◆ **EXERCISE GOAL**
Starting with the line that contains "What data populates", copy every line through the end of the data below, exactly and with nothing added.

◆ **DATASET EXCERPTS**

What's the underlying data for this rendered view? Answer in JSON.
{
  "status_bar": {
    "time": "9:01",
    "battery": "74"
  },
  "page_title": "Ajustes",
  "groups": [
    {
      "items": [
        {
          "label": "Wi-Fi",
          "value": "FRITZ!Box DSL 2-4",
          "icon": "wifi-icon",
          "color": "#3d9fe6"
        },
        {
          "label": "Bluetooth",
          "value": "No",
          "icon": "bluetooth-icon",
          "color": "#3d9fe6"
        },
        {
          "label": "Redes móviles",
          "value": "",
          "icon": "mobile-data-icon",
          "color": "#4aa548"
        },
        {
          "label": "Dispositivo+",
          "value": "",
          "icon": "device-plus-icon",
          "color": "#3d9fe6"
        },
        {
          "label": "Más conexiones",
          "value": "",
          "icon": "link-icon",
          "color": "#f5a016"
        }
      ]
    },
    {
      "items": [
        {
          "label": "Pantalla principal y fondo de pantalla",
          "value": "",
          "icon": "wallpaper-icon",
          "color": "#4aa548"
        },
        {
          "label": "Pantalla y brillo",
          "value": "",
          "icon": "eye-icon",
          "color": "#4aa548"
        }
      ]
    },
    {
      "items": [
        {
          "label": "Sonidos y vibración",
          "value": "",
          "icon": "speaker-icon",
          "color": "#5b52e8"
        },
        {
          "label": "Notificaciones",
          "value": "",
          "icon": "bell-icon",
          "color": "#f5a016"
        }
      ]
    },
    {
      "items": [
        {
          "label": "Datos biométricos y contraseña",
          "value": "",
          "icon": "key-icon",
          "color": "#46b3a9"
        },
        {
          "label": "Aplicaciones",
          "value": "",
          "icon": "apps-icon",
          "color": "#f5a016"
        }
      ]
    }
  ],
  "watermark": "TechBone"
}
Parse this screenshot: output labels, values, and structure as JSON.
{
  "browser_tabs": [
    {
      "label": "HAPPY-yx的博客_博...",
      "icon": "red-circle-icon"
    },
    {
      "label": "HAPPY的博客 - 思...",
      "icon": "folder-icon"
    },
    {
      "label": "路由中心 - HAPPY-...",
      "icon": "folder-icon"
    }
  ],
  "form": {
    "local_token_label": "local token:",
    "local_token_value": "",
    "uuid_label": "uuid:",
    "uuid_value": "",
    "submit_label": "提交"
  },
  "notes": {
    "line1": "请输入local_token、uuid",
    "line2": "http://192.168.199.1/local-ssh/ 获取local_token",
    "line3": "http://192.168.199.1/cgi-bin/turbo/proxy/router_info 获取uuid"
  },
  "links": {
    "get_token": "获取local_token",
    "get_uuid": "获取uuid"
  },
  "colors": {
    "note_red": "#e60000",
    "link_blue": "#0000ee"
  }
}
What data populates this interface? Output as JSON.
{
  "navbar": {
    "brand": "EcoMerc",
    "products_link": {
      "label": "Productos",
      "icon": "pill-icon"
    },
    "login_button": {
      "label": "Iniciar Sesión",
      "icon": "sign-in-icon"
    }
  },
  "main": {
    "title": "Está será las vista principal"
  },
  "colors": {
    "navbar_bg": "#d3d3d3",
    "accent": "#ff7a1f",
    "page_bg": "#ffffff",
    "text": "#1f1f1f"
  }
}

◆ **EXERCISE SOLUTION**
What data populates this interface? Output as JSON.
{
  "navbar": {
    "brand": "EcoMerc",
    "products_link": {
      "label": "Productos",
      "icon": "pill-icon"
    },
    "login_button": {
      "label": "Iniciar Sesión",
      "icon": "sign-in-icon"
    }
  },
  "main": {
    "title": "Está será las vista principal"
  },
  "colors": {
    "navbar_bg": "#d3d3d3",
    "accent": "#ff7a1f",
    "page_bg": "#ffffff",
    "text": "#1f1f1f"
  }
}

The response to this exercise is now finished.